▶ **AIM OF THE TASK**:
Collect the lines of the entries where "hours" shows up.

§

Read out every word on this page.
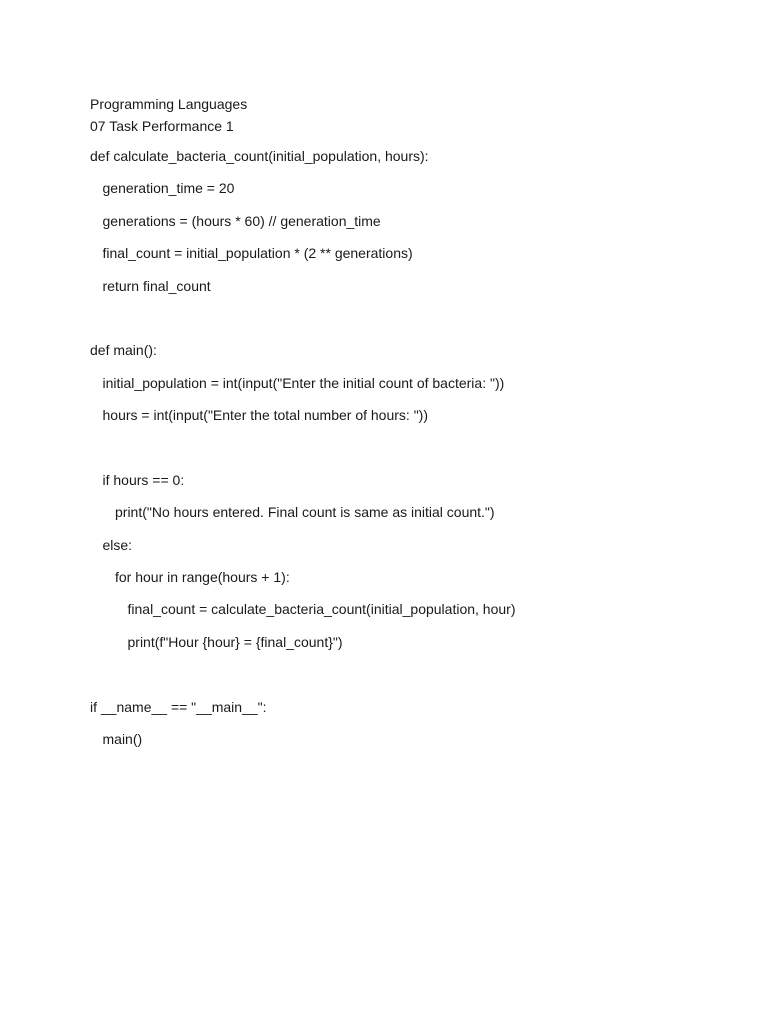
Programming Languages
07 Task Performance 1
def calculate_bacteria_count(initial_population, hours):
generation_time = 20
generations = (hours * 60) // generation_time
final_count = initial_population * (2 ** generations)
return final_count
def main():
initial_population = int(input("Enter the initial count of bacteria: "))
hours = int(input("Enter the total number of hours: "))
if hours == 0:
print("No hours entered. Final count is same as initial count.")
else:
for hour in range(hours + 1):
final_count = calculate_bacteria_count(initial_population, hour)
print(f"Hour {hour} = {final_count}")
if __name__ == "__main__":
main()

§

▶ **RESPONSE TO THIS EXERCISE**:
def calculate_bacteria_count(initial_population, hours):
generations = (hours * 60) // generation_time
hours = int(input("Enter the total number of hours: "))
if hours == 0:
print("No hours entered. Final count is same as initial count.")
for hour in range(hours + 1):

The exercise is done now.